**WRITTEN EXERCISE:** Rewrite the stretch from the start of the entries through the line that contains "43, 77, 63]", replacing "white-stone" with "light-stone" and leaving everything else unchanged.

[start RECORDED INFORMATION]

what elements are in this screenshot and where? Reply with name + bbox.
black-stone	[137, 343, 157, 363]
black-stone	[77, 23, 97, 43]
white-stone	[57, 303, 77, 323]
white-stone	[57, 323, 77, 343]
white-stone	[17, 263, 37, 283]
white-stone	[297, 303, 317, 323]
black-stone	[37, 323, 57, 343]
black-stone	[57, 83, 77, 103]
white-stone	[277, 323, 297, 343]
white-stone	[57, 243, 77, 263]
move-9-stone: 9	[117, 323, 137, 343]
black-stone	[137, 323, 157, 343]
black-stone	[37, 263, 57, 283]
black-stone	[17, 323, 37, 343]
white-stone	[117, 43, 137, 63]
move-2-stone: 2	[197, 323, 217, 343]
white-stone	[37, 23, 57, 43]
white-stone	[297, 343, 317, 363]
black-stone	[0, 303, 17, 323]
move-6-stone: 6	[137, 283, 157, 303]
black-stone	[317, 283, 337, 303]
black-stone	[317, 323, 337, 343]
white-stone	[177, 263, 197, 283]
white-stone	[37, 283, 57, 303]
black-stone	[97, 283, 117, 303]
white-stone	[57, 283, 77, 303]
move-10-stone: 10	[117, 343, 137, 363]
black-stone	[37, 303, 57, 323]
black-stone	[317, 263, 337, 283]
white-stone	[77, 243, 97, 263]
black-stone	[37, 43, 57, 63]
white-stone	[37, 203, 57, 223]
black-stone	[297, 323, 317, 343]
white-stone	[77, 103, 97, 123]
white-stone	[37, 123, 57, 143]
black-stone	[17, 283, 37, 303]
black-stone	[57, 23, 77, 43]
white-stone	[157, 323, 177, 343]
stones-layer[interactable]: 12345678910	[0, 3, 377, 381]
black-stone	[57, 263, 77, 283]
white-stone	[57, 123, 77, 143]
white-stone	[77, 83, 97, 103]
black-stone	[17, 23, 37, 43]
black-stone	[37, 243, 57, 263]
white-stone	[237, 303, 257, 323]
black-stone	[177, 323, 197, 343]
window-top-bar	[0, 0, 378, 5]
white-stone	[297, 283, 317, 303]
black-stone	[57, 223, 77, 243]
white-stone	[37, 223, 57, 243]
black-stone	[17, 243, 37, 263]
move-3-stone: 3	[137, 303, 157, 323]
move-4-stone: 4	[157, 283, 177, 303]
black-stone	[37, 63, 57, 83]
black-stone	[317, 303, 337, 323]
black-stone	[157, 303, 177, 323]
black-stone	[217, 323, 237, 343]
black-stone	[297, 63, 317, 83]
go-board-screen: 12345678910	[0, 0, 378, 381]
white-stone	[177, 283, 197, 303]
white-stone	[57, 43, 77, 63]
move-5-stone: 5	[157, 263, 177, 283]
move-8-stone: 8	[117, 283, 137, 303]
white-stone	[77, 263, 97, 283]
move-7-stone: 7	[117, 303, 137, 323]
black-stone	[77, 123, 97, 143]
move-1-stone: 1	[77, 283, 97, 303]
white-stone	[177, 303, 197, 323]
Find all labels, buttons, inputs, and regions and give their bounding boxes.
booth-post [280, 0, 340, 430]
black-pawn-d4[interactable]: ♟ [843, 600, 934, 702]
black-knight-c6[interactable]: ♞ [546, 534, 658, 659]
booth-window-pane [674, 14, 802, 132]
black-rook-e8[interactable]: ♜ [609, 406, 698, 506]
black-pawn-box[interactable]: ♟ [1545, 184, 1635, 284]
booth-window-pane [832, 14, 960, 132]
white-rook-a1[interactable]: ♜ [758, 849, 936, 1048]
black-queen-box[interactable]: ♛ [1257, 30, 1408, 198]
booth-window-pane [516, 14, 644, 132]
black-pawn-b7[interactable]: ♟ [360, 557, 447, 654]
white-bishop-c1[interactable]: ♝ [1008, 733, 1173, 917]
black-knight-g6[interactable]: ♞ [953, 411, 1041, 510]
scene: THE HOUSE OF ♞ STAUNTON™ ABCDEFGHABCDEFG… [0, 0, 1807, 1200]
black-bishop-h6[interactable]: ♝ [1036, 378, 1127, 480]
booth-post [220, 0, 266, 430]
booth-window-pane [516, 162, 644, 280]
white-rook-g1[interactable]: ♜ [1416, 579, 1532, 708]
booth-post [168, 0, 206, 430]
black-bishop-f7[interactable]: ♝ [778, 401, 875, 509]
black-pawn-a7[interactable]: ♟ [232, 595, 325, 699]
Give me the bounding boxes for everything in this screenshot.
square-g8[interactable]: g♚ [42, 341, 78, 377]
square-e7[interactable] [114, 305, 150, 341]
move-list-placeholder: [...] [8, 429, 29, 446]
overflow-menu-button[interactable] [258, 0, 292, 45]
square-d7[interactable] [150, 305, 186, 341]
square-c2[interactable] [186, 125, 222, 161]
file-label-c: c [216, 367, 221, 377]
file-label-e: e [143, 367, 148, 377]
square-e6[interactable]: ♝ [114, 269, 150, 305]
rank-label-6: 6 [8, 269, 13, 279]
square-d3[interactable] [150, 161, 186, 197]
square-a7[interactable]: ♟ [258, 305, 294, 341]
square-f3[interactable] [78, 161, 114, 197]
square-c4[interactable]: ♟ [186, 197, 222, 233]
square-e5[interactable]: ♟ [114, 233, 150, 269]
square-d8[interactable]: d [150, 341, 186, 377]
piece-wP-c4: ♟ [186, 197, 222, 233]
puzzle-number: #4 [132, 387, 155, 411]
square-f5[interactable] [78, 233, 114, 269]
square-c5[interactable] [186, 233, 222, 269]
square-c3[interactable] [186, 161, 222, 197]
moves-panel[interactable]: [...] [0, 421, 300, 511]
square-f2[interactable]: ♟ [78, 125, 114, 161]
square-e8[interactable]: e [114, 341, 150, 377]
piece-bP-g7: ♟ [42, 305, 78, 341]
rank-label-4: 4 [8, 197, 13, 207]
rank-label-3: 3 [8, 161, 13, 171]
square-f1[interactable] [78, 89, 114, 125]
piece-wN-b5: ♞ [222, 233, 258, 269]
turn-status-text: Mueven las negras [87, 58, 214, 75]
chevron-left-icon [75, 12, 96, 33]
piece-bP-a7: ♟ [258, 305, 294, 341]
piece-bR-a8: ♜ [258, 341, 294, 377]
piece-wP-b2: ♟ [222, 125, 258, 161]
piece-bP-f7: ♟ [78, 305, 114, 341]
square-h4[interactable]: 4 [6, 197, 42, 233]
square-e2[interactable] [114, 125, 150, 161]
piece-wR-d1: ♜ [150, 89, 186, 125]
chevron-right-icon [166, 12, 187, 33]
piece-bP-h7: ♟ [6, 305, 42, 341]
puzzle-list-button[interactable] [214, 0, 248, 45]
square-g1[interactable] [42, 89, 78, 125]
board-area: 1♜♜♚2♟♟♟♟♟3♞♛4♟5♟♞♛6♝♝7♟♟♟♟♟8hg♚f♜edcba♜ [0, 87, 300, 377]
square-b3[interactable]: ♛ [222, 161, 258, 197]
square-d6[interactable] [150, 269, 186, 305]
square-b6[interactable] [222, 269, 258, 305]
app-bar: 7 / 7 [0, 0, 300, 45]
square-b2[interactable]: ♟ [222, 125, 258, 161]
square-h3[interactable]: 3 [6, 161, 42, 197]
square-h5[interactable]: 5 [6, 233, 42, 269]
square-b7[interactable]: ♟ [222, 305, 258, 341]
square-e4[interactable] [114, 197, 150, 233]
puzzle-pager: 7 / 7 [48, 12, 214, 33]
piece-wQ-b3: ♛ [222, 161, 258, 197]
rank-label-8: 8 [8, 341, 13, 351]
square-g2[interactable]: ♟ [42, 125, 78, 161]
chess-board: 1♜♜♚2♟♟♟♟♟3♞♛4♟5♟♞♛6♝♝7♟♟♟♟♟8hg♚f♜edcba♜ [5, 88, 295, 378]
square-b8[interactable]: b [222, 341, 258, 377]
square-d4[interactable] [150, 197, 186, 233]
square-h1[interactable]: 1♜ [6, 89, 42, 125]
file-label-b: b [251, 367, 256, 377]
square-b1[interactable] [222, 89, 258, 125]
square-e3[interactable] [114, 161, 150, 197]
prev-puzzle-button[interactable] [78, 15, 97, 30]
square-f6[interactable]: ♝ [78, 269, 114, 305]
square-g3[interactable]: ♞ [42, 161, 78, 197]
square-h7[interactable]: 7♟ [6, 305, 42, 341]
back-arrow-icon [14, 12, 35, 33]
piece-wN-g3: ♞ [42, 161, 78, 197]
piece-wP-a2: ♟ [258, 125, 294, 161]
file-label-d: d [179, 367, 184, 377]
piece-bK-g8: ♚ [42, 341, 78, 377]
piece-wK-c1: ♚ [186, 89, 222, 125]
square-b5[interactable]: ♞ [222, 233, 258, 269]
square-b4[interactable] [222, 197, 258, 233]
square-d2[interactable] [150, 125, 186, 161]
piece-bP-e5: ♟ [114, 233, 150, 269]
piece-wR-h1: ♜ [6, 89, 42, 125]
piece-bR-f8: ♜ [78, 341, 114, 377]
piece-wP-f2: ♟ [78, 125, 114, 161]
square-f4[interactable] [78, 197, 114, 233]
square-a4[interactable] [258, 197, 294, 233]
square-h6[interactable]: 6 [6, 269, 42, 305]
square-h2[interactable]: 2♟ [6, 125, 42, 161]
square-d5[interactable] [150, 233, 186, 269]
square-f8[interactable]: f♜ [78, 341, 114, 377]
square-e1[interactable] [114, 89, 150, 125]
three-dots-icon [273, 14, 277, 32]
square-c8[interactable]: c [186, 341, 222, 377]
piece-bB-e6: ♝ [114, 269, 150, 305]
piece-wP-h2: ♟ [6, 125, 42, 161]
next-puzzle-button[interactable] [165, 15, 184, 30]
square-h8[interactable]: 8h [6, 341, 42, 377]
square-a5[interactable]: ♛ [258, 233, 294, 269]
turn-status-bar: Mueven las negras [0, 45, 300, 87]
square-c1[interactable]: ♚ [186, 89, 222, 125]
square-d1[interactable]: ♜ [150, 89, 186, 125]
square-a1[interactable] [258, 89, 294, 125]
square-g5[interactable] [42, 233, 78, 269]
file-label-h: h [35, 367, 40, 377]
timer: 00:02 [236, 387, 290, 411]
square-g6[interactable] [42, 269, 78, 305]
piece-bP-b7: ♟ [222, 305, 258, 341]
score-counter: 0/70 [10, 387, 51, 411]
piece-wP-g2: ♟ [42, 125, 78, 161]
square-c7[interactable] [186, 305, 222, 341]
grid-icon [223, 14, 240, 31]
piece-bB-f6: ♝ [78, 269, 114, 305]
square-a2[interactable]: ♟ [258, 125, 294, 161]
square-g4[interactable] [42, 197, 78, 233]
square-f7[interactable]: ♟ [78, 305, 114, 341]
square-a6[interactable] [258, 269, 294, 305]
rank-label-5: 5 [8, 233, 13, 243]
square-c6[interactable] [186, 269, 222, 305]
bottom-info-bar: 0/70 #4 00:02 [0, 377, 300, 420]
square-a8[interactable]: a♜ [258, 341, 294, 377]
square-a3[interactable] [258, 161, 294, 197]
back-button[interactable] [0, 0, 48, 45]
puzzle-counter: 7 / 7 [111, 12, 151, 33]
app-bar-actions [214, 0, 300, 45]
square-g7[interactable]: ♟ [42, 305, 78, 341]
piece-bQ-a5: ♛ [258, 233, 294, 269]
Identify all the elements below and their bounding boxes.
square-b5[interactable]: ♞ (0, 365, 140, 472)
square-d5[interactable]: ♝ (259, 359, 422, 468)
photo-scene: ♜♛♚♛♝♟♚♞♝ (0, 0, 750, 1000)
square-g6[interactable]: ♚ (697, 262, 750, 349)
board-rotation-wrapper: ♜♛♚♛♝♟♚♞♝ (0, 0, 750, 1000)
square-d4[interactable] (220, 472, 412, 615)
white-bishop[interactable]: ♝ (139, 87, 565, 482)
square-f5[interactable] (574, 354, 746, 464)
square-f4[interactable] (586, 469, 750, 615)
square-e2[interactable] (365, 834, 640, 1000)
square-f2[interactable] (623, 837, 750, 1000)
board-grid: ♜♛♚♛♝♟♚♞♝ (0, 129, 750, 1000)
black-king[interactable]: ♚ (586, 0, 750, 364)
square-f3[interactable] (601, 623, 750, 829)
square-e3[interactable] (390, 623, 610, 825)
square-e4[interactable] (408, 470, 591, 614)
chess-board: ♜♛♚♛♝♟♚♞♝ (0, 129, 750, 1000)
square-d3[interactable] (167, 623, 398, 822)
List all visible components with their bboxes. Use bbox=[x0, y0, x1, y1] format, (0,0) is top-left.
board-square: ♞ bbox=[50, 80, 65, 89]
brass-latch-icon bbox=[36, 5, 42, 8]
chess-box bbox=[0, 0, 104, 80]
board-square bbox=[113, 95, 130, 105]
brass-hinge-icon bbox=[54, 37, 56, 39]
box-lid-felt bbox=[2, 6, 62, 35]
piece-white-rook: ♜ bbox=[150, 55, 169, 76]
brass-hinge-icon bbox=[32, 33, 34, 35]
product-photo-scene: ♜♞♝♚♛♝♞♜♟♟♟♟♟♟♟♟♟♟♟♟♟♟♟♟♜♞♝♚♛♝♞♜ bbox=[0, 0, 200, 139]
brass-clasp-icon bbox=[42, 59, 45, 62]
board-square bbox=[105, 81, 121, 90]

[end RECORDED INFORMATION]

**COMPLETED EXERCISE:**
what elements are in this screenshot and where? Reply with name + bbox.
black-stone	[137, 343, 157, 363]
black-stone	[77, 23, 97, 43]
light-stone	[57, 303, 77, 323]
light-stone	[57, 323, 77, 343]
light-stone	[17, 263, 37, 283]
light-stone	[297, 303, 317, 323]
black-stone	[37, 323, 57, 343]
black-stone	[57, 83, 77, 103]
light-stone	[277, 323, 297, 343]
light-stone	[57, 243, 77, 263]
move-9-stone: 9	[117, 323, 137, 343]
black-stone	[137, 323, 157, 343]
black-stone	[37, 263, 57, 283]
black-stone	[17, 323, 37, 343]
light-stone	[117, 43, 137, 63]
move-2-stone: 2	[197, 323, 217, 343]
light-stone	[37, 23, 57, 43]
light-stone	[297, 343, 317, 363]
black-stone	[0, 303, 17, 323]
move-6-stone: 6	[137, 283, 157, 303]
black-stone	[317, 283, 337, 303]
black-stone	[317, 323, 337, 343]
light-stone	[177, 263, 197, 283]
light-stone	[37, 283, 57, 303]
black-stone	[97, 283, 117, 303]
light-stone	[57, 283, 77, 303]
move-10-stone: 10	[117, 343, 137, 363]
black-stone	[37, 303, 57, 323]
black-stone	[317, 263, 337, 283]
light-stone	[77, 243, 97, 263]
black-stone	[37, 43, 57, 63]
light-stone	[37, 203, 57, 223]
black-stone	[297, 323, 317, 343]
light-stone	[77, 103, 97, 123]
light-stone	[37, 123, 57, 143]
black-stone	[17, 283, 37, 303]
black-stone	[57, 23, 77, 43]
light-stone	[157, 323, 177, 343]
stones-layer[interactable]: 12345678910	[0, 3, 377, 381]
black-stone	[57, 263, 77, 283]
light-stone	[57, 123, 77, 143]
light-stone	[77, 83, 97, 103]
black-stone	[17, 23, 37, 43]
black-stone	[37, 243, 57, 263]
light-stone	[237, 303, 257, 323]
black-stone	[177, 323, 197, 343]
window-top-bar	[0, 0, 378, 5]
light-stone	[297, 283, 317, 303]
black-stone	[57, 223, 77, 243]
light-stone	[37, 223, 57, 243]
black-stone	[17, 243, 37, 263]
move-3-stone: 3	[137, 303, 157, 323]
move-4-stone: 4	[157, 283, 177, 303]
black-stone	[37, 63, 57, 83]
black-stone	[317, 303, 337, 323]
black-stone	[157, 303, 177, 323]
black-stone	[217, 323, 237, 343]
black-stone	[297, 63, 317, 83]
go-board-screen: 12345678910	[0, 0, 378, 381]
light-stone	[177, 283, 197, 303]
light-stone	[57, 43, 77, 63]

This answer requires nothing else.